> [DATA TO PROCESS]
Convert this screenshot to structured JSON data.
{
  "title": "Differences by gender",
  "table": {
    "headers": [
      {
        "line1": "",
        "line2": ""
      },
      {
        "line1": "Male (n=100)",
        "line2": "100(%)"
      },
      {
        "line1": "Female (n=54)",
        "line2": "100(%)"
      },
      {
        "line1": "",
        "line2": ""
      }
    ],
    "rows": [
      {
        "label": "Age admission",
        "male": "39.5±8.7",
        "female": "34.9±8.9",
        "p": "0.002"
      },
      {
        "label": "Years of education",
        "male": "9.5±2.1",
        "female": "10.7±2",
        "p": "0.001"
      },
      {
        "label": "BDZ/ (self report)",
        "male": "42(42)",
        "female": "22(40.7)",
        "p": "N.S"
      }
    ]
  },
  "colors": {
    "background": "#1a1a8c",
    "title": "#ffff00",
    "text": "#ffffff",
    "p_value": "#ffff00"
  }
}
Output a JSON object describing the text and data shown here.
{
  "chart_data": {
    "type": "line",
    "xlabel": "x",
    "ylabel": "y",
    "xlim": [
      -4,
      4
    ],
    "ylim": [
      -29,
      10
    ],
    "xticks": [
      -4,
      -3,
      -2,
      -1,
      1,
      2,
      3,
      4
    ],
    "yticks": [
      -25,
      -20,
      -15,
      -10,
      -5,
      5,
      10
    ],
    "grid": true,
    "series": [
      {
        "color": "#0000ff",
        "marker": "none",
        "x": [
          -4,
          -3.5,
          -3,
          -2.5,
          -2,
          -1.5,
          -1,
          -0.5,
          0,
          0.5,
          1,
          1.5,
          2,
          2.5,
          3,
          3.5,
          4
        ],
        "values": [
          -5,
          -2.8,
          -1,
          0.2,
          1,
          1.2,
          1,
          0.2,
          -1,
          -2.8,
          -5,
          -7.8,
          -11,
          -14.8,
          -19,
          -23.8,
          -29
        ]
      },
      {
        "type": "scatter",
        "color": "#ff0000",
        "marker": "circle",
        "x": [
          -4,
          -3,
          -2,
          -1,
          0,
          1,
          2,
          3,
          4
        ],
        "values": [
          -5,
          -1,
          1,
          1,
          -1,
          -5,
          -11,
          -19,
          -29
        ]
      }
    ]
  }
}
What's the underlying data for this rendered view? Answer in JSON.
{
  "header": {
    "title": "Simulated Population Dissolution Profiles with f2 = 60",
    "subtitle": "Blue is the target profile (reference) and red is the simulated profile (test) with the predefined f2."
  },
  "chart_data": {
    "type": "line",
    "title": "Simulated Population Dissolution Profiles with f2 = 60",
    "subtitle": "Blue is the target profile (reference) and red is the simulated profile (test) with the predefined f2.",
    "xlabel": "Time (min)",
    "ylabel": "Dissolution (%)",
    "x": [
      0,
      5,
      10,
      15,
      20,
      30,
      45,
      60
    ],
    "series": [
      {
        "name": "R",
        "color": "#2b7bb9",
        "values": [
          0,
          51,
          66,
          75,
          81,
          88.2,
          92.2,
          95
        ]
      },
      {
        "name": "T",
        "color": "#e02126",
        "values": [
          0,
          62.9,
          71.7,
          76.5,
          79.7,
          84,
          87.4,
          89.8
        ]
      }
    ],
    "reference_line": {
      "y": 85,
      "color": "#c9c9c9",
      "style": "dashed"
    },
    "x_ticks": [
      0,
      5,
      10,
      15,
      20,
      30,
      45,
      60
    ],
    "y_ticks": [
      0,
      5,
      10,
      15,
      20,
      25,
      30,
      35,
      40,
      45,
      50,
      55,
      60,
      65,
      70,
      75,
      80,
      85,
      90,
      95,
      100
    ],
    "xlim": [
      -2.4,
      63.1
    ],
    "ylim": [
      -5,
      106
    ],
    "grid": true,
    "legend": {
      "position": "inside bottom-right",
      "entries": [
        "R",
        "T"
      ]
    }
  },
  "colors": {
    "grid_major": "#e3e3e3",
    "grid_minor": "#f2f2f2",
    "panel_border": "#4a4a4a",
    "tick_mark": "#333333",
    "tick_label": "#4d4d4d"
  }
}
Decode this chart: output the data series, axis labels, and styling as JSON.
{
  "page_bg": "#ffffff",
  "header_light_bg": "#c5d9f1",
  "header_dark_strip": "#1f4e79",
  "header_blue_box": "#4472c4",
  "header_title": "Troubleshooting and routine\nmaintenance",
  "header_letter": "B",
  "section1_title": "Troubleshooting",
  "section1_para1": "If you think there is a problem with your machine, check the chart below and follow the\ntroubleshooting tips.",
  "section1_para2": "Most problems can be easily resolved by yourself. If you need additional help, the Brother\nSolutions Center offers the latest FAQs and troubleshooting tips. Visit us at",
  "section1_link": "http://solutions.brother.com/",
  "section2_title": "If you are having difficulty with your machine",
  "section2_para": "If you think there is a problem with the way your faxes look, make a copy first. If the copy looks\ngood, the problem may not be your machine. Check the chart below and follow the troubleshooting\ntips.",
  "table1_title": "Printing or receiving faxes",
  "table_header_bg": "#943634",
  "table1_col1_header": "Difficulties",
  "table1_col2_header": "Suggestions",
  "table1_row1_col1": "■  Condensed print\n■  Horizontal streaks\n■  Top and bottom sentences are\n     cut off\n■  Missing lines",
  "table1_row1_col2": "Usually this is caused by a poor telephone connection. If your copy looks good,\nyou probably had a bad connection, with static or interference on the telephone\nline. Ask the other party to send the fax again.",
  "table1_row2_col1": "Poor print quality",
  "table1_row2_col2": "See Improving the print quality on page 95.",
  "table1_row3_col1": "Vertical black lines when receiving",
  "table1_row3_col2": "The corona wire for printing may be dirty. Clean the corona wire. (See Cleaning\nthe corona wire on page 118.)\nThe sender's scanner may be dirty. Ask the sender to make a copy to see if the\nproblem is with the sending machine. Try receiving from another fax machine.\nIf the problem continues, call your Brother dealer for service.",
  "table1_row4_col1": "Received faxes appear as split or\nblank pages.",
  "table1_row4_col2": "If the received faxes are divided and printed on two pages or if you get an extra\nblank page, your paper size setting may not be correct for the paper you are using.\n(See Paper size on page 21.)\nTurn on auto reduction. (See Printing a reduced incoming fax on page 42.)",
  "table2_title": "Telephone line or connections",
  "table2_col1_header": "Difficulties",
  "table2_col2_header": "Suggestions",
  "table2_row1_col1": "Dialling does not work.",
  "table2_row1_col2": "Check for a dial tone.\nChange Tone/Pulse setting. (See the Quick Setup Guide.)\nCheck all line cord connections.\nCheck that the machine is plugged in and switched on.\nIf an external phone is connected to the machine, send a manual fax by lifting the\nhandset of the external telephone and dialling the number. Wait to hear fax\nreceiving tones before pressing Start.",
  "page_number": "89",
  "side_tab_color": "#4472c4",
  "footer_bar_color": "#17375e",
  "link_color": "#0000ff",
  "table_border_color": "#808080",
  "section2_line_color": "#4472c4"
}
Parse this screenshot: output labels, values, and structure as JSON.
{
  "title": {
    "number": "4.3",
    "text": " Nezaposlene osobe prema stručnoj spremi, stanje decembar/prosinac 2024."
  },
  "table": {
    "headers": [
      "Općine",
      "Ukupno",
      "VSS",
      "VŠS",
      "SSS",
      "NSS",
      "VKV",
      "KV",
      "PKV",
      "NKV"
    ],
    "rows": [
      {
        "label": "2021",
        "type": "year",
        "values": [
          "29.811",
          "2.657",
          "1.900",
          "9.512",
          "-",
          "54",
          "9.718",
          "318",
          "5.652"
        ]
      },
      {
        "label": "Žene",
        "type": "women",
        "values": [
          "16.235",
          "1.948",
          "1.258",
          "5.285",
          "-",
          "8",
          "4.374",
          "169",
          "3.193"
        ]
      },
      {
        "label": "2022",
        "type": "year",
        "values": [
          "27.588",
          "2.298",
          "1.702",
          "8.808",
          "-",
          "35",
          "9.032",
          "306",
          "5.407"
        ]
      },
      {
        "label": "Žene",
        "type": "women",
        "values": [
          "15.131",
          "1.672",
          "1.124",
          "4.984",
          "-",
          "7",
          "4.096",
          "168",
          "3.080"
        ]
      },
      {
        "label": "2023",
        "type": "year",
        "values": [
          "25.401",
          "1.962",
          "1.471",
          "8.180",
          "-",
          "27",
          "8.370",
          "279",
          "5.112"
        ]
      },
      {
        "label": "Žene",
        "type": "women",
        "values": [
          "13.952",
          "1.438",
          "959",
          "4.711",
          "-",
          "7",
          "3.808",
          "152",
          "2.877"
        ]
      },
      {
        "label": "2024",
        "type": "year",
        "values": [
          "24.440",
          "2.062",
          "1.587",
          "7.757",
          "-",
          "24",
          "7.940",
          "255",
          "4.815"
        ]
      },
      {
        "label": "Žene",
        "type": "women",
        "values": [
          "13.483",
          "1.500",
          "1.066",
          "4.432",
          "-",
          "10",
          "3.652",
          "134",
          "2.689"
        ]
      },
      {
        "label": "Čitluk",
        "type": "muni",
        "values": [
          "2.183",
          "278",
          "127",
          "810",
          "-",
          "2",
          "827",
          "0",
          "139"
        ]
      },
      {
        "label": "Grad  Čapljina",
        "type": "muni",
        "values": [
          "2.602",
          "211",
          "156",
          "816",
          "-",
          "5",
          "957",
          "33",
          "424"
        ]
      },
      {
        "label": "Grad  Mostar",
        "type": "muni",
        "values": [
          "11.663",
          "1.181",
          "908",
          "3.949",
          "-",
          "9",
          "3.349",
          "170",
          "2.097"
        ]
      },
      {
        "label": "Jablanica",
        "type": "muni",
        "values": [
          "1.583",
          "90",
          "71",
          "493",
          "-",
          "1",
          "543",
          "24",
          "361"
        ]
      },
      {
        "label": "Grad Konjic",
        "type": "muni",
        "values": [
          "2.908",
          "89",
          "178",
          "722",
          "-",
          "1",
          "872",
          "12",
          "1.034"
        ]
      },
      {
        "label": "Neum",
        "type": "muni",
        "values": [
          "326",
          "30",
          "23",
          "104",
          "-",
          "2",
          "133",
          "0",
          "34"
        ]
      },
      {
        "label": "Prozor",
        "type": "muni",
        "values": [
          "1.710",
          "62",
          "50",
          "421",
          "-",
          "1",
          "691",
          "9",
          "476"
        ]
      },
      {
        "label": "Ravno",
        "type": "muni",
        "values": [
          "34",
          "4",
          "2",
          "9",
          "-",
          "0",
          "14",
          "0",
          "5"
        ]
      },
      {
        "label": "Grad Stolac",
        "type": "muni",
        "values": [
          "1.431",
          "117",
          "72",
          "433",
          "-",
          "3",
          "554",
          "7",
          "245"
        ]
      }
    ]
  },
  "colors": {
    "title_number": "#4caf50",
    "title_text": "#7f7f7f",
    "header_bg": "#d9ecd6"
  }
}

> [WRITTEN TASK] Write out every line of the preceding listing that contains "setting".

> [ANSWER FOR THE TASK]
  "table1_row4_col2": "If the received faxes are divided and printed on two pages or if you get an extra\nblank page, your paper size setting may not be correct for the paper you are using.\n(See Paper size on page 21.)\nTurn on auto reduction. (See Printing a reduced incoming fax on page 42.)",
  "table2_row1_col2": "Check for a dial tone.\nChange Tone/Pulse setting. (See the Quick Setup Guide.)\nCheck all line cord connections.\nCheck that the machine is plugged in and switched on.\nIf an external phone is connected to the machine, send a manual fax by lifting the\nhandset of the external telephone and dialling the number. Wait to hear fax\nreceiving tones before pressing Start.",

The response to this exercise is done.